Please repeat every entry that follows, keeping each one exactly the same.

Data entries
■ ■ ■
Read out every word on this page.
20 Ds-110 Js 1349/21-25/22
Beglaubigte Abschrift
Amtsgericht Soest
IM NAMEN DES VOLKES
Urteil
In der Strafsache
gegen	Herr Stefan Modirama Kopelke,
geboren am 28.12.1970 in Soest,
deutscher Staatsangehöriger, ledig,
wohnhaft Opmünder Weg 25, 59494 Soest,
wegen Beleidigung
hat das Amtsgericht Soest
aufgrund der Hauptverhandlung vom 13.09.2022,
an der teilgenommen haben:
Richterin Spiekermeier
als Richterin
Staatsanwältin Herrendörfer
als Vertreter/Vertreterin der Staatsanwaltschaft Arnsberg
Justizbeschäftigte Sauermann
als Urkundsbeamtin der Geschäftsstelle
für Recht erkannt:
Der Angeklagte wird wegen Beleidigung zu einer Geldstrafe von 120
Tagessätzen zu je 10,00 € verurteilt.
■ ■ ■
Response to this task —
Read out every word on this page.
20 Ds-110 Js 1349/21-25/22
Beglaubigte Abschrift
Amtsgericht Soest
IM NAMEN DES VOLKES
Urteil
In der Strafsache
gegen	Herr Stefan Modirama Kopelke,
geboren am 28.12.1970 in Soest,
deutscher Staatsangehöriger, ledig,
wohnhaft Opmünder Weg 25, 59494 Soest,
wegen Beleidigung
hat das Amtsgericht Soest
aufgrund der Hauptverhandlung vom 13.09.2022,
an der teilgenommen haben:
Richterin Spiekermeier
als Richterin
Staatsanwältin Herrendörfer
als Vertreter/Vertreterin der Staatsanwaltschaft Arnsberg
Justizbeschäftigte Sauermann
als Urkundsbeamtin der Geschäftsstelle
für Recht erkannt:
Der Angeklagte wird wegen Beleidigung zu einer Geldstrafe von 120
Tagessätzen zu je 10,00 € verurteilt.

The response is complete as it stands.